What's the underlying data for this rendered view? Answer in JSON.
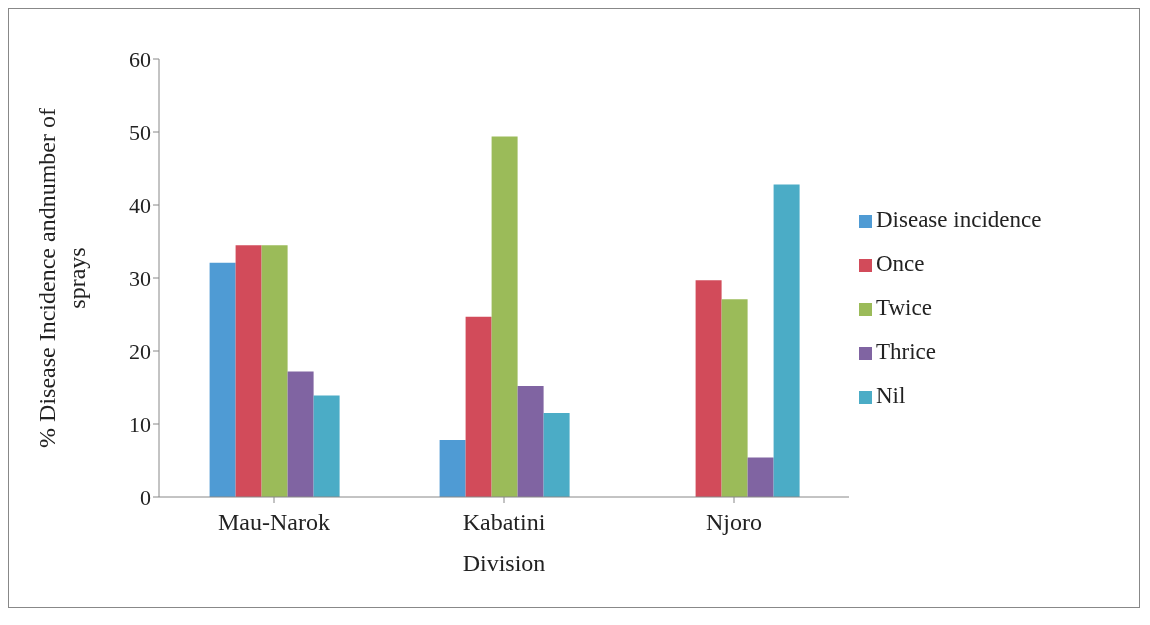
{
  "chart_data": {
    "type": "bar",
    "xlabel": "Division",
    "ylabel": "% Disease Incidence  andnumber of sprays",
    "categories": [
      "Mau-Narok",
      "Kabatini",
      "Njoro"
    ],
    "series": [
      {
        "name": "Disease incidence",
        "color": "#4f9bd4",
        "values": [
          32.1,
          7.8,
          0
        ]
      },
      {
        "name": "Once",
        "color": "#d24b5a",
        "values": [
          34.5,
          24.7,
          29.7
        ]
      },
      {
        "name": "Twice",
        "color": "#9bbb59",
        "values": [
          34.5,
          49.4,
          27.1
        ]
      },
      {
        "name": "Thrice",
        "color": "#8064a2",
        "values": [
          17.2,
          15.2,
          5.4
        ]
      },
      {
        "name": "Nil",
        "color": "#4bacc6",
        "values": [
          13.9,
          11.5,
          42.8
        ]
      }
    ],
    "ylim": [
      0,
      60
    ],
    "yticks": [
      0,
      10,
      20,
      30,
      40,
      50,
      60
    ],
    "grid": false,
    "legend": "right"
  }
}
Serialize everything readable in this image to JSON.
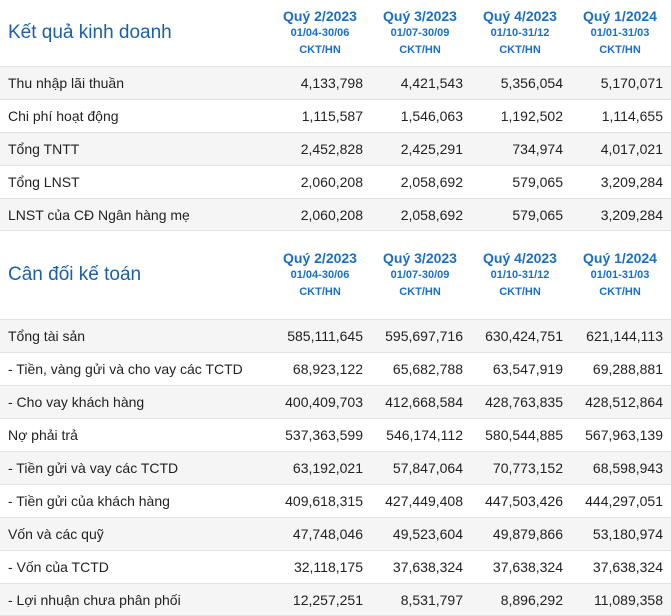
{
  "columns": [
    {
      "quarter": "Quý 2/2023",
      "dates": "01/04-30/06",
      "unit": "CKT/HN"
    },
    {
      "quarter": "Quý 3/2023",
      "dates": "01/07-30/09",
      "unit": "CKT/HN"
    },
    {
      "quarter": "Quý 4/2023",
      "dates": "01/10-31/12",
      "unit": "CKT/HN"
    },
    {
      "quarter": "Quý 1/2024",
      "dates": "01/01-31/03",
      "unit": "CKT/HN"
    }
  ],
  "income": {
    "title": "Kết quả kinh doanh",
    "rows": [
      {
        "label": "Thu nhập lãi thuần",
        "values": [
          "4,133,798",
          "4,421,543",
          "5,356,054",
          "5,170,071"
        ]
      },
      {
        "label": "Chi phí hoạt động",
        "values": [
          "1,115,587",
          "1,546,063",
          "1,192,502",
          "1,114,655"
        ]
      },
      {
        "label": "Tổng TNTT",
        "values": [
          "2,452,828",
          "2,425,291",
          "734,974",
          "4,017,021"
        ]
      },
      {
        "label": "Tổng LNST",
        "values": [
          "2,060,208",
          "2,058,692",
          "579,065",
          "3,209,284"
        ]
      },
      {
        "label": "LNST của CĐ Ngân hàng mẹ",
        "values": [
          "2,060,208",
          "2,058,692",
          "579,065",
          "3,209,284"
        ]
      }
    ]
  },
  "balance": {
    "title": "Cân đối kế toán",
    "rows": [
      {
        "label": "Tổng tài sản",
        "values": [
          "585,111,645",
          "595,697,716",
          "630,424,751",
          "621,144,113"
        ]
      },
      {
        "label": "- Tiền, vàng gửi và cho vay các TCTD",
        "values": [
          "68,923,122",
          "65,682,788",
          "63,547,919",
          "69,288,881"
        ]
      },
      {
        "label": "- Cho vay khách hàng",
        "values": [
          "400,409,703",
          "412,668,584",
          "428,763,835",
          "428,512,864"
        ]
      },
      {
        "label": "Nợ phải trả",
        "values": [
          "537,363,599",
          "546,174,112",
          "580,544,885",
          "567,963,139"
        ]
      },
      {
        "label": "- Tiền gửi và vay các TCTD",
        "values": [
          "63,192,021",
          "57,847,064",
          "70,773,152",
          "68,598,943"
        ]
      },
      {
        "label": "- Tiền gửi của khách hàng",
        "values": [
          "409,618,315",
          "427,449,408",
          "447,503,426",
          "444,297,051"
        ]
      },
      {
        "label": "Vốn và các quỹ",
        "values": [
          "47,748,046",
          "49,523,604",
          "49,879,866",
          "53,180,974"
        ]
      },
      {
        "label": "- Vốn của TCTD",
        "values": [
          "32,118,175",
          "37,638,324",
          "37,638,324",
          "37,638,324"
        ]
      },
      {
        "label": "- Lợi nhuận chưa phân phối",
        "values": [
          "12,257,251",
          "8,531,797",
          "8,896,292",
          "11,089,358"
        ]
      }
    ]
  }
}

_ _ _ _ _ _ _

(What is expected): All records should be output exactly, with the pictures left out.

(Output for this task):
What's the underlying data for this rendered view? Answer in JSON.
{
  "chart_data": {
    "type": "bar",
    "xlabel": "Division",
    "ylabel": "% Disease Incidence  andnumber of sprays",
    "categories": [
      "Mau-Narok",
      "Kabatini",
      "Njoro"
    ],
    "series": [
      {
        "name": "Disease incidence",
        "color": "#4f9bd4",
        "values": [
          32.1,
          7.8,
          0
        ]
      },
      {
        "name": "Once",
        "color": "#d24b5a",
        "values": [
          34.5,
          24.7,
          29.7
        ]
      },
      {
        "name": "Twice",
        "color": "#9bbb59",
        "values": [
          34.5,
          49.4,
          27.1
        ]
      },
      {
        "name": "Thrice",
        "color": "#8064a2",
        "values": [
          17.2,
          15.2,
          5.4
        ]
      },
      {
        "name": "Nil",
        "color": "#4bacc6",
        "values": [
          13.9,
          11.5,
          42.8
        ]
      }
    ],
    "ylim": [
      0,
      60
    ],
    "yticks": [
      0,
      10,
      20,
      30,
      40,
      50,
      60
    ],
    "grid": false,
    "legend": "right"
  }
}
Serialize everything readable in this image to JSON.
{
  "columns": [
    {
      "quarter": "Quý 2/2023",
      "dates": "01/04-30/06",
      "unit": "CKT/HN"
    },
    {
      "quarter": "Quý 3/2023",
      "dates": "01/07-30/09",
      "unit": "CKT/HN"
    },
    {
      "quarter": "Quý 4/2023",
      "dates": "01/10-31/12",
      "unit": "CKT/HN"
    },
    {
      "quarter": "Quý 1/2024",
      "dates": "01/01-31/03",
      "unit": "CKT/HN"
    }
  ],
  "income": {
    "title": "Kết quả kinh doanh",
    "rows": [
      {
        "label": "Thu nhập lãi thuần",
        "values": [
          "4,133,798",
          "4,421,543",
          "5,356,054",
          "5,170,071"
        ]
      },
      {
        "label": "Chi phí hoạt động",
        "values": [
          "1,115,587",
          "1,546,063",
          "1,192,502",
          "1,114,655"
        ]
      },
      {
        "label": "Tổng TNTT",
        "values": [
          "2,452,828",
          "2,425,291",
          "734,974",
          "4,017,021"
        ]
      },
      {
        "label": "Tổng LNST",
        "values": [
          "2,060,208",
          "2,058,692",
          "579,065",
          "3,209,284"
        ]
      },
      {
        "label": "LNST của CĐ Ngân hàng mẹ",
        "values": [
          "2,060,208",
          "2,058,692",
          "579,065",
          "3,209,284"
        ]
      }
    ]
  },
  "balance": {
    "title": "Cân đối kế toán",
    "rows": [
      {
        "label": "Tổng tài sản",
        "values": [
          "585,111,645",
          "595,697,716",
          "630,424,751",
          "621,144,113"
        ]
      },
      {
        "label": "- Tiền, vàng gửi và cho vay các TCTD",
        "values": [
          "68,923,122",
          "65,682,788",
          "63,547,919",
          "69,288,881"
        ]
      },
      {
        "label": "- Cho vay khách hàng",
        "values": [
          "400,409,703",
          "412,668,584",
          "428,763,835",
          "428,512,864"
        ]
      },
      {
        "label": "Nợ phải trả",
        "values": [
          "537,363,599",
          "546,174,112",
          "580,544,885",
          "567,963,139"
        ]
      },
      {
        "label": "- Tiền gửi và vay các TCTD",
        "values": [
          "63,192,021",
          "57,847,064",
          "70,773,152",
          "68,598,943"
        ]
      },
      {
        "label": "- Tiền gửi của khách hàng",
        "values": [
          "409,618,315",
          "427,449,408",
          "447,503,426",
          "444,297,051"
        ]
      },
      {
        "label": "Vốn và các quỹ",
        "values": [
          "47,748,046",
          "49,523,604",
          "49,879,866",
          "53,180,974"
        ]
      },
      {
        "label": "- Vốn của TCTD",
        "values": [
          "32,118,175",
          "37,638,324",
          "37,638,324",
          "37,638,324"
        ]
      },
      {
        "label": "- Lợi nhuận chưa phân phối",
        "values": [
          "12,257,251",
          "8,531,797",
          "8,896,292",
          "11,089,358"
        ]
      }
    ]
  }
}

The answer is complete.